* REQUIRED WORK *
(A) Answer the following about the passage on spatial computing:
(i) How does the passage define an interface?
(ii) What is the main purpose of the interfaces designed at Bakken & Bæck?
(iii) Which miniature radar does the passage name?
(B) Write out the wording of the spatial computing passage, everything from "Bakken & Baeck" down to "meet and interact.".

* GIVEN PASSAGE *
>>>
Bakken & Baeck

On Spatial Computing

Towards a new user interface.

With the advent of spatial computing, interfaces are rapidly changing from two-dimensional screens to virtual environments that address all our senses; beyond our eyes, ears, voice and finger tips. It’s time to embrace the physical space as a computational medium.

Towards a more fluid human-computer interaction

Over the past decades, digital technologies have drastically changed the ways we physically interact with computers and the external world. From the introduction of the mouse and virtual windows, to the development of touch screens and voice commands — our bodies got used to dealing with machines, and tools attached to that machine, through the means of an interface: a point where two systems, subjects, or organisations, meet and interact.

The main purpose of the interfaces we design at Bakken & Bæck is to establish a link between humans and computers. Today, these human-computer interactions happen mostly by fingers pressing on keyboards, clicking on mouses, and tapping on screens. Motion sensing input devices like Microsoft’s Azure Kinect, miniature radars like Google’s Soli chip, and hardware sensor devices like Leap Motion, however, promise us more fluid interfaces, redefining the ways we physically control and interact with the virtual spaces around us. In the last twenty years, time processors and sensor technologies that are used to build these virtual spaces have become cheaper, smaller and more reliable, while being embedded in a more established ecosystem of design tools. The spatial computing discipline is here to stay.
<<<
* DATA EXCERPT *
>>>
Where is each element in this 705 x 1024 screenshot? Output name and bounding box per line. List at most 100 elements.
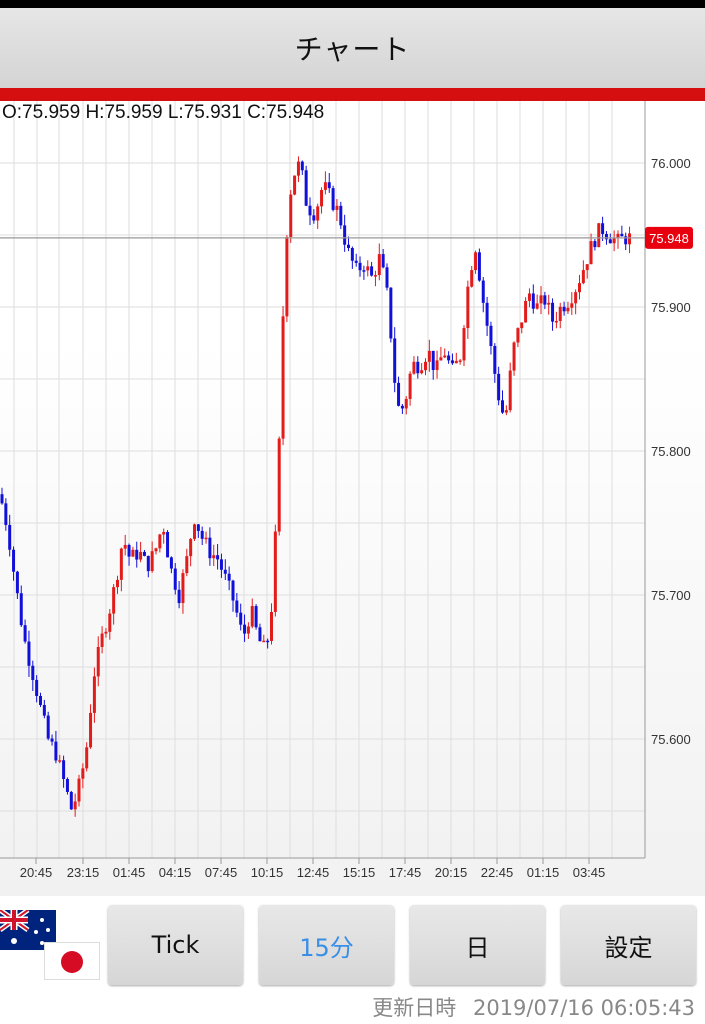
<<<
* THE RESPONSES *
(A)
(i) A point where two systems, subjects, or organisations meet and interact.
(ii) To establish a link between humans and computers.
(iii) Google's Soli chip.

(B)
Bakken & Baeck

On Spatial Computing

Towards a new user interface.

With the advent of spatial computing, interfaces are rapidly changing from two-dimensional screens to virtual environments that address all our senses; beyond our eyes, ears, voice and finger tips. It’s time to embrace the physical space as a computational medium.

Towards a more fluid human-computer interaction

Over the past decades, digital technologies have drastically changed the ways we physically interact with computers and the external world. From the introduction of the mouse and virtual windows, to the development of touch screens and voice commands — our bodies got used to dealing with machines, and tools attached to that machine, through the means of an interface: a point where two systems, subjects, or organisations, meet and interact.